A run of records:

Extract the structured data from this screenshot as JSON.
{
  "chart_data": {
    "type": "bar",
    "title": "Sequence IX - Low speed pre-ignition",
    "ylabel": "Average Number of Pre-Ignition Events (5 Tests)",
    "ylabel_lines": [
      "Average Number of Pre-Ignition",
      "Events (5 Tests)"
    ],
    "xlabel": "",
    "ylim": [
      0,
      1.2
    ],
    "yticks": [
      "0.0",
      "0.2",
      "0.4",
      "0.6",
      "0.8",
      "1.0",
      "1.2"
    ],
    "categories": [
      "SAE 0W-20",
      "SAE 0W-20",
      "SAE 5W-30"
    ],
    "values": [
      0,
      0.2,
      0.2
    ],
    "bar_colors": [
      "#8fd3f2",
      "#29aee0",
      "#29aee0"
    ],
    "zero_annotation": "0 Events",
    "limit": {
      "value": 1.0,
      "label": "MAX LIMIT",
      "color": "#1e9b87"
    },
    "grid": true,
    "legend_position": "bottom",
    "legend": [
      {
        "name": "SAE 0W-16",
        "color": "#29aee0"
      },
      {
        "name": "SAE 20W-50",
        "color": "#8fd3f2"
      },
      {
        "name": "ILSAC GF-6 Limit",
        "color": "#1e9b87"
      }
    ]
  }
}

### DO THIS
Make an exact copy of every line in the data.

### TASK RESULT
Extract the structured data from this screenshot as JSON.
{
  "chart_data": {
    "type": "bar",
    "title": "Sequence IX - Low speed pre-ignition",
    "ylabel": "Average Number of Pre-Ignition Events (5 Tests)",
    "ylabel_lines": [
      "Average Number of Pre-Ignition",
      "Events (5 Tests)"
    ],
    "xlabel": "",
    "ylim": [
      0,
      1.2
    ],
    "yticks": [
      "0.0",
      "0.2",
      "0.4",
      "0.6",
      "0.8",
      "1.0",
      "1.2"
    ],
    "categories": [
      "SAE 0W-20",
      "SAE 0W-20",
      "SAE 5W-30"
    ],
    "values": [
      0,
      0.2,
      0.2
    ],
    "bar_colors": [
      "#8fd3f2",
      "#29aee0",
      "#29aee0"
    ],
    "zero_annotation": "0 Events",
    "limit": {
      "value": 1.0,
      "label": "MAX LIMIT",
      "color": "#1e9b87"
    },
    "grid": true,
    "legend_position": "bottom",
    "legend": [
      {
        "name": "SAE 0W-16",
        "color": "#29aee0"
      },
      {
        "name": "SAE 20W-50",
        "color": "#8fd3f2"
      },
      {
        "name": "ILSAC GF-6 Limit",
        "color": "#1e9b87"
      }
    ]
  }
}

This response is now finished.